Given task: Find the lines below that contain the string "phone". Copy each one.

Figure record extracts:
* start *

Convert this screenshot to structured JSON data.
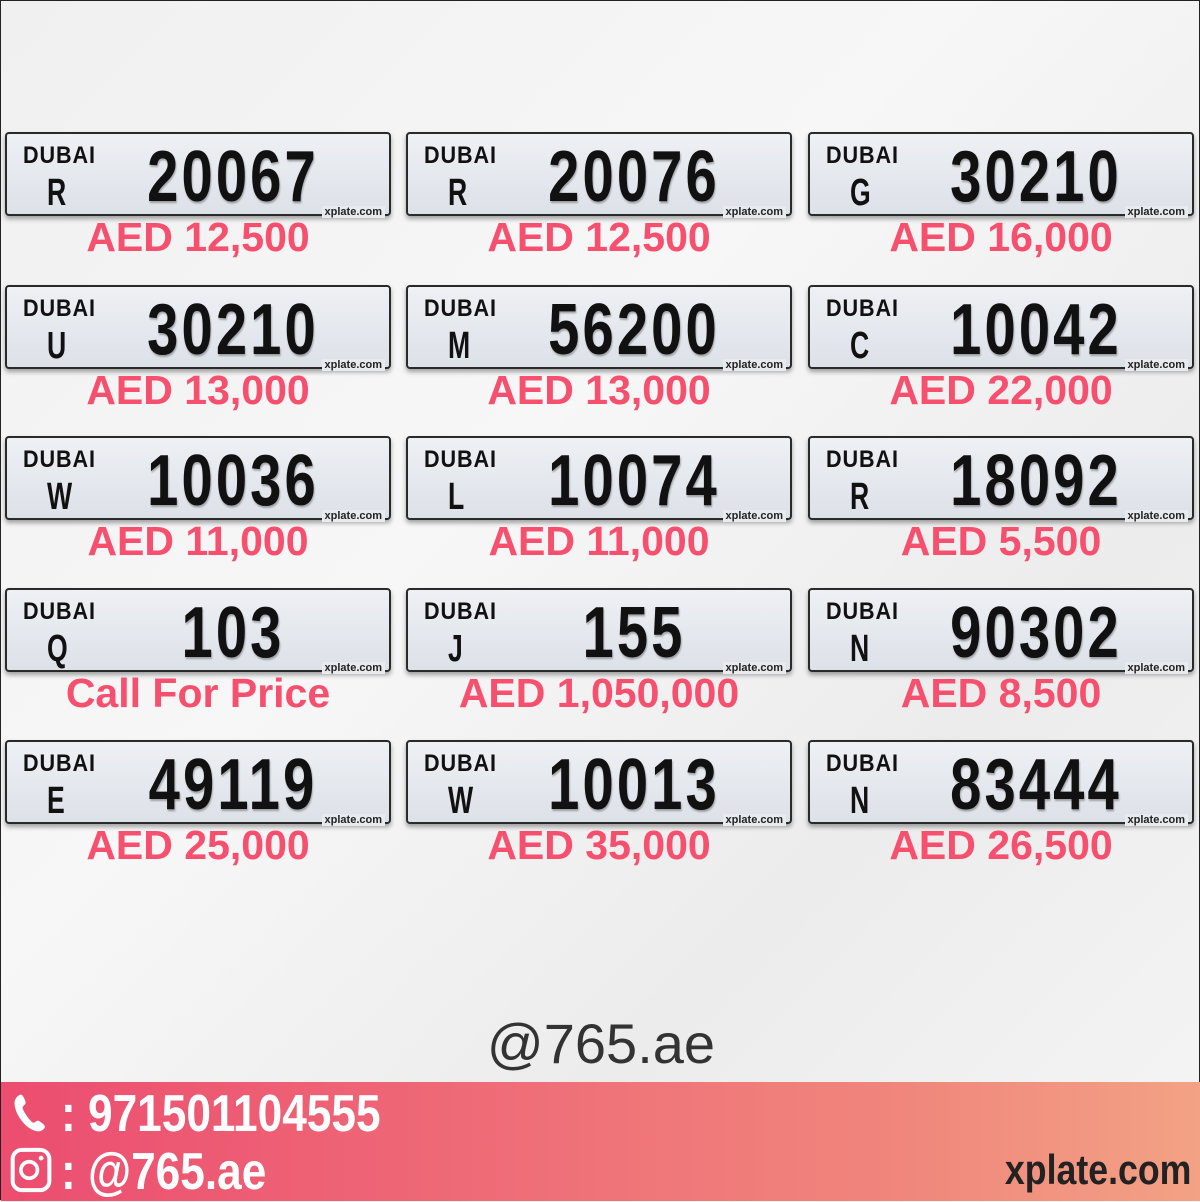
{
  "plates": [
    {
      "emirate": "DUBAI",
      "code": "R",
      "number": "20067",
      "price": "AED 12,500",
      "watermark": "xplate.com"
    },
    {
      "emirate": "DUBAI",
      "code": "R",
      "number": "20076",
      "price": "AED 12,500",
      "watermark": "xplate.com"
    },
    {
      "emirate": "DUBAI",
      "code": "G",
      "number": "30210",
      "price": "AED 16,000",
      "watermark": "xplate.com"
    },
    {
      "emirate": "DUBAI",
      "code": "U",
      "number": "30210",
      "price": "AED 13,000",
      "watermark": "xplate.com"
    },
    {
      "emirate": "DUBAI",
      "code": "M",
      "number": "56200",
      "price": "AED 13,000",
      "watermark": "xplate.com"
    },
    {
      "emirate": "DUBAI",
      "code": "C",
      "number": "10042",
      "price": "AED 22,000",
      "watermark": "xplate.com"
    },
    {
      "emirate": "DUBAI",
      "code": "W",
      "number": "10036",
      "price": "AED 11,000",
      "watermark": "xplate.com"
    },
    {
      "emirate": "DUBAI",
      "code": "L",
      "number": "10074",
      "price": "AED 11,000",
      "watermark": "xplate.com"
    },
    {
      "emirate": "DUBAI",
      "code": "R",
      "number": "18092",
      "price": "AED 5,500",
      "watermark": "xplate.com"
    },
    {
      "emirate": "DUBAI",
      "code": "Q",
      "number": "103",
      "price": "Call For Price",
      "watermark": "xplate.com"
    },
    {
      "emirate": "DUBAI",
      "code": "J",
      "number": "155",
      "price": "AED 1,050,000",
      "watermark": "xplate.com"
    },
    {
      "emirate": "DUBAI",
      "code": "N",
      "number": "90302",
      "price": "AED 8,500",
      "watermark": "xplate.com"
    },
    {
      "emirate": "DUBAI",
      "code": "E",
      "number": "49119",
      "price": "AED 25,000",
      "watermark": "xplate.com"
    },
    {
      "emirate": "DUBAI",
      "code": "W",
      "number": "10013",
      "price": "AED 35,000",
      "watermark": "xplate.com"
    },
    {
      "emirate": "DUBAI",
      "code": "N",
      "number": "83444",
      "price": "AED 26,500",
      "watermark": "xplate.com"
    }
  ],
  "handle": "@765.ae",
  "footer": {
    "phone": ": 971501104555",
    "instagram": ": @765.ae",
    "site": "xplate.com",
    "phone_icon": "phone-icon",
    "instagram_icon": "instagram-icon"
  },
  "colors": {
    "price": "#f7506f",
    "footer_start": "#ec4d70",
    "footer_end": "#f3a285"
  }
}
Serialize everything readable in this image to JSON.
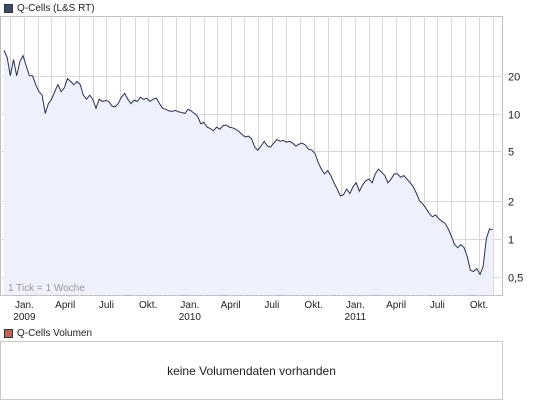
{
  "legend_price": {
    "label": "Q-Cells (L&S RT)",
    "color": "#404a6e"
  },
  "legend_volume": {
    "label": "Q-Cells Volumen",
    "color": "#c8605a"
  },
  "tick_note": "1 Tick = 1 Woche",
  "volume_message": "keine Volumendaten vorhanden",
  "colors": {
    "line": "#2b3150",
    "fill": "#eef0fb",
    "grid": "#d8d8d8",
    "border": "#c0c0c0"
  },
  "chart_data": {
    "type": "area",
    "title": "Q-Cells (L&S RT)",
    "y_scale": "log",
    "ylim": [
      0.35,
      60
    ],
    "xlim": [
      "2008-11-17",
      "2011-11-14"
    ],
    "grid": true,
    "y_ticks": [
      {
        "value": 0.5,
        "label": "0,5"
      },
      {
        "value": 1,
        "label": "1"
      },
      {
        "value": 2,
        "label": "2"
      },
      {
        "value": 5,
        "label": "5"
      },
      {
        "value": 10,
        "label": "10"
      },
      {
        "value": 20,
        "label": "20"
      }
    ],
    "x_ticks": [
      {
        "date": "2009-01-01",
        "label": "Jan.",
        "year": "2009"
      },
      {
        "date": "2009-04-01",
        "label": "April"
      },
      {
        "date": "2009-07-01",
        "label": "Juli"
      },
      {
        "date": "2009-10-01",
        "label": "Okt."
      },
      {
        "date": "2010-01-01",
        "label": "Jan.",
        "year": "2010"
      },
      {
        "date": "2010-04-01",
        "label": "April"
      },
      {
        "date": "2010-07-01",
        "label": "Juli"
      },
      {
        "date": "2010-10-01",
        "label": "Okt."
      },
      {
        "date": "2011-01-01",
        "label": "Jan.",
        "year": "2011"
      },
      {
        "date": "2011-04-01",
        "label": "April"
      },
      {
        "date": "2011-07-01",
        "label": "Juli"
      },
      {
        "date": "2011-10-01",
        "label": "Okt."
      }
    ],
    "series": [
      {
        "points": [
          [
            "2008-11-17",
            32
          ],
          [
            "2008-11-24",
            28
          ],
          [
            "2008-12-01",
            20
          ],
          [
            "2008-12-08",
            27
          ],
          [
            "2008-12-15",
            20
          ],
          [
            "2008-12-22",
            26
          ],
          [
            "2008-12-29",
            29
          ],
          [
            "2009-01-05",
            24
          ],
          [
            "2009-01-12",
            20
          ],
          [
            "2009-01-19",
            20
          ],
          [
            "2009-01-26",
            17
          ],
          [
            "2009-02-02",
            15
          ],
          [
            "2009-02-09",
            14
          ],
          [
            "2009-02-16",
            10
          ],
          [
            "2009-02-23",
            12
          ],
          [
            "2009-03-02",
            13
          ],
          [
            "2009-03-09",
            15
          ],
          [
            "2009-03-16",
            17
          ],
          [
            "2009-03-23",
            15
          ],
          [
            "2009-03-30",
            16
          ],
          [
            "2009-04-06",
            19
          ],
          [
            "2009-04-13",
            18
          ],
          [
            "2009-04-20",
            17
          ],
          [
            "2009-04-27",
            18
          ],
          [
            "2009-05-04",
            17
          ],
          [
            "2009-05-11",
            14
          ],
          [
            "2009-05-18",
            13
          ],
          [
            "2009-05-25",
            14
          ],
          [
            "2009-06-01",
            13
          ],
          [
            "2009-06-08",
            11
          ],
          [
            "2009-06-15",
            13
          ],
          [
            "2009-06-22",
            12.5
          ],
          [
            "2009-06-29",
            12.7
          ],
          [
            "2009-07-06",
            12.5
          ],
          [
            "2009-07-13",
            11.5
          ],
          [
            "2009-07-20",
            11.3
          ],
          [
            "2009-07-27",
            12
          ],
          [
            "2009-08-03",
            13.5
          ],
          [
            "2009-08-10",
            14.5
          ],
          [
            "2009-08-17",
            13
          ],
          [
            "2009-08-24",
            12
          ],
          [
            "2009-08-31",
            12.8
          ],
          [
            "2009-09-07",
            12.5
          ],
          [
            "2009-09-14",
            13.5
          ],
          [
            "2009-09-21",
            13
          ],
          [
            "2009-09-28",
            13.2
          ],
          [
            "2009-10-05",
            12.5
          ],
          [
            "2009-10-12",
            13
          ],
          [
            "2009-10-19",
            13.3
          ],
          [
            "2009-10-26",
            12
          ],
          [
            "2009-11-02",
            11
          ],
          [
            "2009-11-09",
            10.8
          ],
          [
            "2009-11-16",
            10.5
          ],
          [
            "2009-11-23",
            10.4
          ],
          [
            "2009-11-30",
            10.6
          ],
          [
            "2009-12-07",
            10.3
          ],
          [
            "2009-12-14",
            10.2
          ],
          [
            "2009-12-21",
            10
          ],
          [
            "2009-12-28",
            10.8
          ],
          [
            "2010-01-04",
            10.5
          ],
          [
            "2010-01-11",
            10
          ],
          [
            "2010-01-18",
            9.5
          ],
          [
            "2010-01-25",
            8.3
          ],
          [
            "2010-02-01",
            8.5
          ],
          [
            "2010-02-08",
            7.8
          ],
          [
            "2010-02-15",
            7.6
          ],
          [
            "2010-02-22",
            7.3
          ],
          [
            "2010-03-01",
            7.8
          ],
          [
            "2010-03-08",
            7.5
          ],
          [
            "2010-03-15",
            8
          ],
          [
            "2010-03-22",
            8.1
          ],
          [
            "2010-03-29",
            7.8
          ],
          [
            "2010-04-05",
            7.7
          ],
          [
            "2010-04-12",
            7.5
          ],
          [
            "2010-04-19",
            7.2
          ],
          [
            "2010-04-26",
            6.8
          ],
          [
            "2010-05-03",
            6.5
          ],
          [
            "2010-05-10",
            6.6
          ],
          [
            "2010-05-17",
            6.3
          ],
          [
            "2010-05-24",
            5.4
          ],
          [
            "2010-05-31",
            5.1
          ],
          [
            "2010-06-07",
            5.5
          ],
          [
            "2010-06-14",
            6
          ],
          [
            "2010-06-21",
            5.5
          ],
          [
            "2010-06-28",
            5.4
          ],
          [
            "2010-07-05",
            5.8
          ],
          [
            "2010-07-12",
            6.2
          ],
          [
            "2010-07-19",
            6
          ],
          [
            "2010-07-26",
            6.1
          ],
          [
            "2010-08-02",
            5.9
          ],
          [
            "2010-08-09",
            6
          ],
          [
            "2010-08-16",
            5.8
          ],
          [
            "2010-08-23",
            5.5
          ],
          [
            "2010-08-30",
            5.7
          ],
          [
            "2010-09-06",
            5.8
          ],
          [
            "2010-09-13",
            5.6
          ],
          [
            "2010-09-20",
            5.2
          ],
          [
            "2010-09-27",
            5.1
          ],
          [
            "2010-10-04",
            4.8
          ],
          [
            "2010-10-11",
            4.1
          ],
          [
            "2010-10-18",
            3.6
          ],
          [
            "2010-10-25",
            3.3
          ],
          [
            "2010-11-01",
            3.5
          ],
          [
            "2010-11-08",
            3.2
          ],
          [
            "2010-11-15",
            2.8
          ],
          [
            "2010-11-22",
            2.5
          ],
          [
            "2010-11-29",
            2.2
          ],
          [
            "2010-12-06",
            2.25
          ],
          [
            "2010-12-13",
            2.5
          ],
          [
            "2010-12-20",
            2.3
          ],
          [
            "2010-12-27",
            2.6
          ],
          [
            "2011-01-03",
            2.8
          ],
          [
            "2011-01-10",
            2.4
          ],
          [
            "2011-01-17",
            2.7
          ],
          [
            "2011-01-24",
            2.9
          ],
          [
            "2011-01-31",
            3
          ],
          [
            "2011-02-07",
            2.8
          ],
          [
            "2011-02-14",
            3.3
          ],
          [
            "2011-02-21",
            3.6
          ],
          [
            "2011-02-28",
            3.4
          ],
          [
            "2011-03-07",
            3.2
          ],
          [
            "2011-03-14",
            2.8
          ],
          [
            "2011-03-21",
            3.0
          ],
          [
            "2011-03-28",
            3.3
          ],
          [
            "2011-04-04",
            3.3
          ],
          [
            "2011-04-11",
            3.1
          ],
          [
            "2011-04-18",
            3.2
          ],
          [
            "2011-04-25",
            3.0
          ],
          [
            "2011-05-02",
            2.8
          ],
          [
            "2011-05-09",
            2.6
          ],
          [
            "2011-05-16",
            2.3
          ],
          [
            "2011-05-23",
            2.0
          ],
          [
            "2011-05-30",
            1.9
          ],
          [
            "2011-06-06",
            1.75
          ],
          [
            "2011-06-13",
            1.6
          ],
          [
            "2011-06-20",
            1.5
          ],
          [
            "2011-06-27",
            1.55
          ],
          [
            "2011-07-04",
            1.45
          ],
          [
            "2011-07-11",
            1.38
          ],
          [
            "2011-07-18",
            1.33
          ],
          [
            "2011-07-25",
            1.2
          ],
          [
            "2011-08-01",
            1.05
          ],
          [
            "2011-08-08",
            0.9
          ],
          [
            "2011-08-15",
            0.85
          ],
          [
            "2011-08-22",
            0.9
          ],
          [
            "2011-08-29",
            0.85
          ],
          [
            "2011-09-05",
            0.72
          ],
          [
            "2011-09-12",
            0.56
          ],
          [
            "2011-09-19",
            0.55
          ],
          [
            "2011-09-26",
            0.58
          ],
          [
            "2011-10-03",
            0.52
          ],
          [
            "2011-10-10",
            0.6
          ],
          [
            "2011-10-17",
            1.0
          ],
          [
            "2011-10-24",
            1.2
          ],
          [
            "2011-10-31",
            1.18
          ]
        ]
      }
    ]
  }
}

* end *

Solution:
    "phone": ": 971501104555",
    "phone_icon": "phone-icon",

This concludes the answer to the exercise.